- _TASK TO CARRY OUT_: List every line below containing "where".

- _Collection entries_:

** Begin **

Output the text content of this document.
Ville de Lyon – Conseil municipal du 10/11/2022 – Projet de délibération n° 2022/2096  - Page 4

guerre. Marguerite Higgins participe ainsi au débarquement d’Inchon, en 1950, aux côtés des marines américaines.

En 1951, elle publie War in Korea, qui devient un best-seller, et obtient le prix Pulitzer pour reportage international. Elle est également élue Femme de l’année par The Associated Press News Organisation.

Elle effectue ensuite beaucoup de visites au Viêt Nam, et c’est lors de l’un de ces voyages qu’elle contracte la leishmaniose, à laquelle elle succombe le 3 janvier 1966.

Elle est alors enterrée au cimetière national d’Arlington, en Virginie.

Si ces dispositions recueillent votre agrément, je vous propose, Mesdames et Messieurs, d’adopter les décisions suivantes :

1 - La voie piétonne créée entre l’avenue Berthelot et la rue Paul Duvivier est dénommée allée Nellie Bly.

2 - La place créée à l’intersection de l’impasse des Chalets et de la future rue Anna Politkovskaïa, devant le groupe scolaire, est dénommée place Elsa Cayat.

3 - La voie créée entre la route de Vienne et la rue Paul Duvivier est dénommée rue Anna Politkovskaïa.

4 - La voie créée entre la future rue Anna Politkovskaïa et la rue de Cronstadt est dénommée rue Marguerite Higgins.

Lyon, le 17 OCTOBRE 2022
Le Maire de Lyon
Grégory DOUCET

** End **
** Begin **

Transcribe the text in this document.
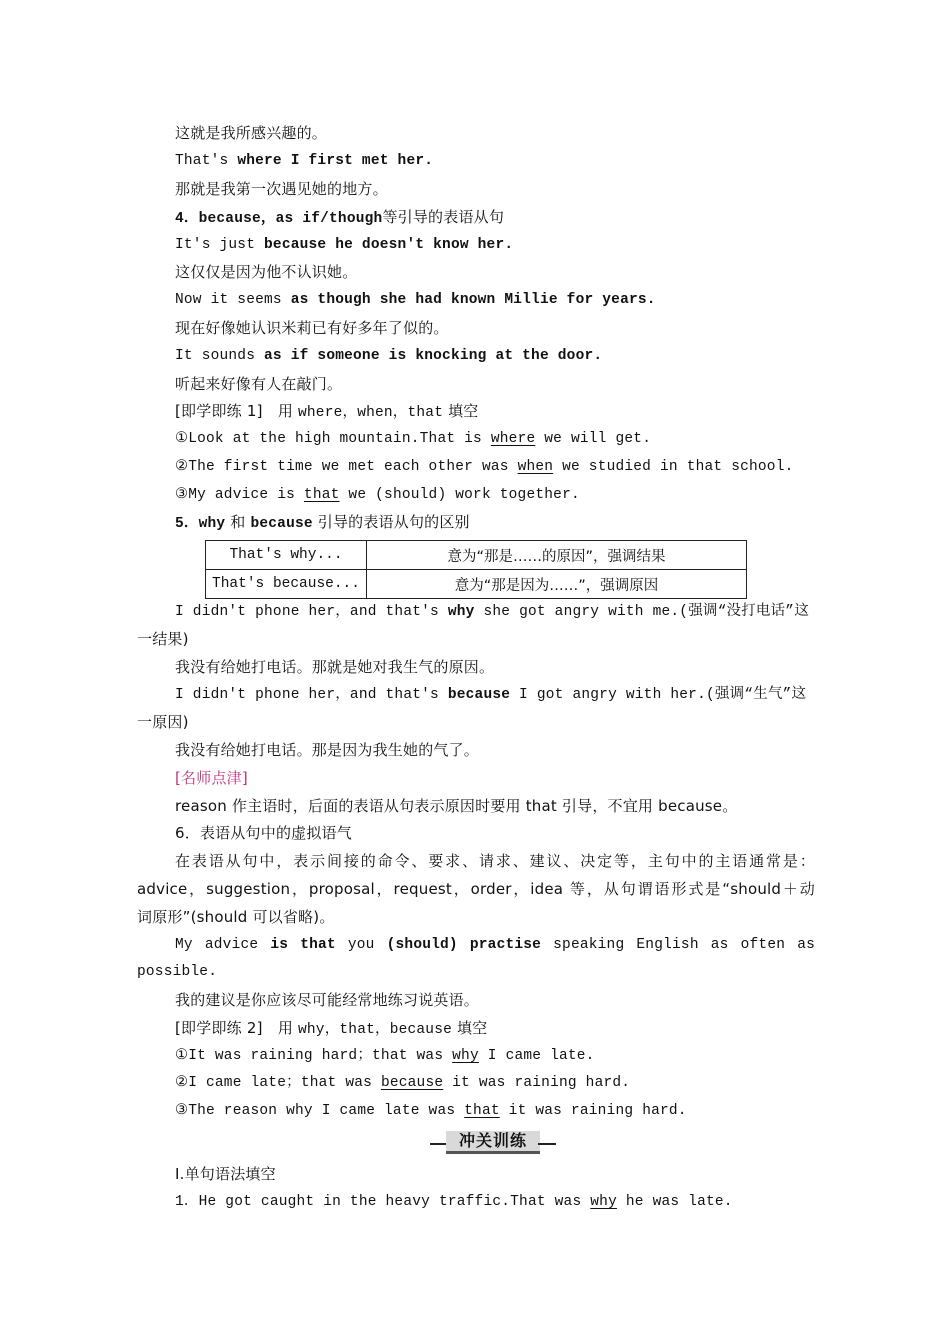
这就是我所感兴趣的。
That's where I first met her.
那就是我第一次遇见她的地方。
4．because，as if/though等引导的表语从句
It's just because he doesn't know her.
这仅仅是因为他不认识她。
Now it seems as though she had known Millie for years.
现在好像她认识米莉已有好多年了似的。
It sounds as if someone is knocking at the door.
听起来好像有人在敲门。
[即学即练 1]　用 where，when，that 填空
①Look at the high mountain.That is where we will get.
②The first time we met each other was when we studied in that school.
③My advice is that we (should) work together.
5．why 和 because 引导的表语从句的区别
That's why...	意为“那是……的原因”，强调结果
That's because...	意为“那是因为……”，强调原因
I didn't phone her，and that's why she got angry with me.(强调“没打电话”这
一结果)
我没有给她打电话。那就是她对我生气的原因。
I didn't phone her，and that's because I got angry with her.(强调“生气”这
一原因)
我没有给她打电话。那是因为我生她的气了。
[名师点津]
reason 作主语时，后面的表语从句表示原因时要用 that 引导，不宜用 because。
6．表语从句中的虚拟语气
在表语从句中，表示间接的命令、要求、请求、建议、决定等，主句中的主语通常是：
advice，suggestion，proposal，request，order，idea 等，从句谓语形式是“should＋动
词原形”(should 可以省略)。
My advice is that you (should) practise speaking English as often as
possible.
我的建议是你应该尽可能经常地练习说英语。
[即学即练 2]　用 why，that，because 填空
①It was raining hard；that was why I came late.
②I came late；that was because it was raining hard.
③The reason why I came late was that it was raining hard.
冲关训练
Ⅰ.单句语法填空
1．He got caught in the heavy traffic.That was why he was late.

** End **

- _RESULT_:
That's where I first met her.
[即学即练 1]　用 where，when，that 填空
①Look at the high mountain.That is where we will get.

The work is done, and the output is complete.